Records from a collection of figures
^^^^^^^^^^^^^^^^
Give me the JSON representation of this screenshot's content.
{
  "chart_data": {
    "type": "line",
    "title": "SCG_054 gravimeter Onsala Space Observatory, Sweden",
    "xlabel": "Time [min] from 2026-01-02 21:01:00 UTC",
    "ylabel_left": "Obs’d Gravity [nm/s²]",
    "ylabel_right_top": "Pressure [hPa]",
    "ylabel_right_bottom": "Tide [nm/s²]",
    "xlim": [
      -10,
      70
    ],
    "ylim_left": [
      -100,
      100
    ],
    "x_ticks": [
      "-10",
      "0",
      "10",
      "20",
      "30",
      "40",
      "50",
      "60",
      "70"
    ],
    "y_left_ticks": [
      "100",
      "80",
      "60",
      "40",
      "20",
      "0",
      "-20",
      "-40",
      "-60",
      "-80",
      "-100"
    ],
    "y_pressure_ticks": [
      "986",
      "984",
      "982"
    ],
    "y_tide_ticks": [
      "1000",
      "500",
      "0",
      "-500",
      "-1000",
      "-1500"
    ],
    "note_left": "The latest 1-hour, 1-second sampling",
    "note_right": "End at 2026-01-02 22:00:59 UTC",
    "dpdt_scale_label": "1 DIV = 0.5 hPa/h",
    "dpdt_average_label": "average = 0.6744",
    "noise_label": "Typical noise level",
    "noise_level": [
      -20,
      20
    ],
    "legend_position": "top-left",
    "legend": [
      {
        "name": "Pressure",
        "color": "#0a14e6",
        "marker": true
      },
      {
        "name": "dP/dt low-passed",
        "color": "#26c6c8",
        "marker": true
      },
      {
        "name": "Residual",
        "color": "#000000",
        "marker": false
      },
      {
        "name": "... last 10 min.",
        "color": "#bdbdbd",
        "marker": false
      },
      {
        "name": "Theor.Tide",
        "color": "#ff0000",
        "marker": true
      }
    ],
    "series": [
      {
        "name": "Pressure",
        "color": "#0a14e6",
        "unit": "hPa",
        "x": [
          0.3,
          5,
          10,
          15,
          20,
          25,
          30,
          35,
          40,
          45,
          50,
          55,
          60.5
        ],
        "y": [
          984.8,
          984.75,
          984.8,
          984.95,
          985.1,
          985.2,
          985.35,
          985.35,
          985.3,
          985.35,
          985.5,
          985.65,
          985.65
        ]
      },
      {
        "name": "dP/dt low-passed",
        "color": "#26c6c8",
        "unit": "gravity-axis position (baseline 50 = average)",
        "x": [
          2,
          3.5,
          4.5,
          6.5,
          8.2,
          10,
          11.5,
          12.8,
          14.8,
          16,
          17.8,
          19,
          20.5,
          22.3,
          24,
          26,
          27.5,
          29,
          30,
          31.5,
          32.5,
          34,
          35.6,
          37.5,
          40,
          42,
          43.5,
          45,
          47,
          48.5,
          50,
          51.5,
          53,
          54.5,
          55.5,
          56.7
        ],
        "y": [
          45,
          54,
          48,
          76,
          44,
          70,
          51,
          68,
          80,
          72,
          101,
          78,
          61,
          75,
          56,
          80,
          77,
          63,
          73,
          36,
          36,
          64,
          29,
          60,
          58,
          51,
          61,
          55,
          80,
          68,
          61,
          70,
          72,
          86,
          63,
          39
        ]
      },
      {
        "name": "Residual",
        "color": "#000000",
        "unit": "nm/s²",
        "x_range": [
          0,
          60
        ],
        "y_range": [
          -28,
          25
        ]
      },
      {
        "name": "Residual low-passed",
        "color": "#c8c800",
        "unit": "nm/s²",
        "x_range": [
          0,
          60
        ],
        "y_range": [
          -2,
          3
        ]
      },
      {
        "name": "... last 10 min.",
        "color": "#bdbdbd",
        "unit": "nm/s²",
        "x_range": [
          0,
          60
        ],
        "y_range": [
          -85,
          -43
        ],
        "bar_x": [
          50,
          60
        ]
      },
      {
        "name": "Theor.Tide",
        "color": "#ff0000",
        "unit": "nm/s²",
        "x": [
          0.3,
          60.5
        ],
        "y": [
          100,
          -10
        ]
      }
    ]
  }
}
^^^^^^^^^^^^^^^^
### Problem to work on:
Set down every line of the listing above again, exactly as given.

### In response:
Give me the JSON representation of this screenshot's content.
{
  "chart_data": {
    "type": "line",
    "title": "SCG_054 gravimeter Onsala Space Observatory, Sweden",
    "xlabel": "Time [min] from 2026-01-02 21:01:00 UTC",
    "ylabel_left": "Obs’d Gravity [nm/s²]",
    "ylabel_right_top": "Pressure [hPa]",
    "ylabel_right_bottom": "Tide [nm/s²]",
    "xlim": [
      -10,
      70
    ],
    "ylim_left": [
      -100,
      100
    ],
    "x_ticks": [
      "-10",
      "0",
      "10",
      "20",
      "30",
      "40",
      "50",
      "60",
      "70"
    ],
    "y_left_ticks": [
      "100",
      "80",
      "60",
      "40",
      "20",
      "0",
      "-20",
      "-40",
      "-60",
      "-80",
      "-100"
    ],
    "y_pressure_ticks": [
      "986",
      "984",
      "982"
    ],
    "y_tide_ticks": [
      "1000",
      "500",
      "0",
      "-500",
      "-1000",
      "-1500"
    ],
    "note_left": "The latest 1-hour, 1-second sampling",
    "note_right": "End at 2026-01-02 22:00:59 UTC",
    "dpdt_scale_label": "1 DIV = 0.5 hPa/h",
    "dpdt_average_label": "average = 0.6744",
    "noise_label": "Typical noise level",
    "noise_level": [
      -20,
      20
    ],
    "legend_position": "top-left",
    "legend": [
      {
        "name": "Pressure",
        "color": "#0a14e6",
        "marker": true
      },
      {
        "name": "dP/dt low-passed",
        "color": "#26c6c8",
        "marker": true
      },
      {
        "name": "Residual",
        "color": "#000000",
        "marker": false
      },
      {
        "name": "... last 10 min.",
        "color": "#bdbdbd",
        "marker": false
      },
      {
        "name": "Theor.Tide",
        "color": "#ff0000",
        "marker": true
      }
    ],
    "series": [
      {
        "name": "Pressure",
        "color": "#0a14e6",
        "unit": "hPa",
        "x": [
          0.3,
          5,
          10,
          15,
          20,
          25,
          30,
          35,
          40,
          45,
          50,
          55,
          60.5
        ],
        "y": [
          984.8,
          984.75,
          984.8,
          984.95,
          985.1,
          985.2,
          985.35,
          985.35,
          985.3,
          985.35,
          985.5,
          985.65,
          985.65
        ]
      },
      {
        "name": "dP/dt low-passed",
        "color": "#26c6c8",
        "unit": "gravity-axis position (baseline 50 = average)",
        "x": [
          2,
          3.5,
          4.5,
          6.5,
          8.2,
          10,
          11.5,
          12.8,
          14.8,
          16,
          17.8,
          19,
          20.5,
          22.3,
          24,
          26,
          27.5,
          29,
          30,
          31.5,
          32.5,
          34,
          35.6,
          37.5,
          40,
          42,
          43.5,
          45,
          47,
          48.5,
          50,
          51.5,
          53,
          54.5,
          55.5,
          56.7
        ],
        "y": [
          45,
          54,
          48,
          76,
          44,
          70,
          51,
          68,
          80,
          72,
          101,
          78,
          61,
          75,
          56,
          80,
          77,
          63,
          73,
          36,
          36,
          64,
          29,
          60,
          58,
          51,
          61,
          55,
          80,
          68,
          61,
          70,
          72,
          86,
          63,
          39
        ]
      },
      {
        "name": "Residual",
        "color": "#000000",
        "unit": "nm/s²",
        "x_range": [
          0,
          60
        ],
        "y_range": [
          -28,
          25
        ]
      },
      {
        "name": "Residual low-passed",
        "color": "#c8c800",
        "unit": "nm/s²",
        "x_range": [
          0,
          60
        ],
        "y_range": [
          -2,
          3
        ]
      },
      {
        "name": "... last 10 min.",
        "color": "#bdbdbd",
        "unit": "nm/s²",
        "x_range": [
          0,
          60
        ],
        "y_range": [
          -85,
          -43
        ],
        "bar_x": [
          50,
          60
        ]
      },
      {
        "name": "Theor.Tide",
        "color": "#ff0000",
        "unit": "nm/s²",
        "x": [
          0.3,
          60.5
        ],
        "y": [
          100,
          -10
        ]
      }
    ]
  }
}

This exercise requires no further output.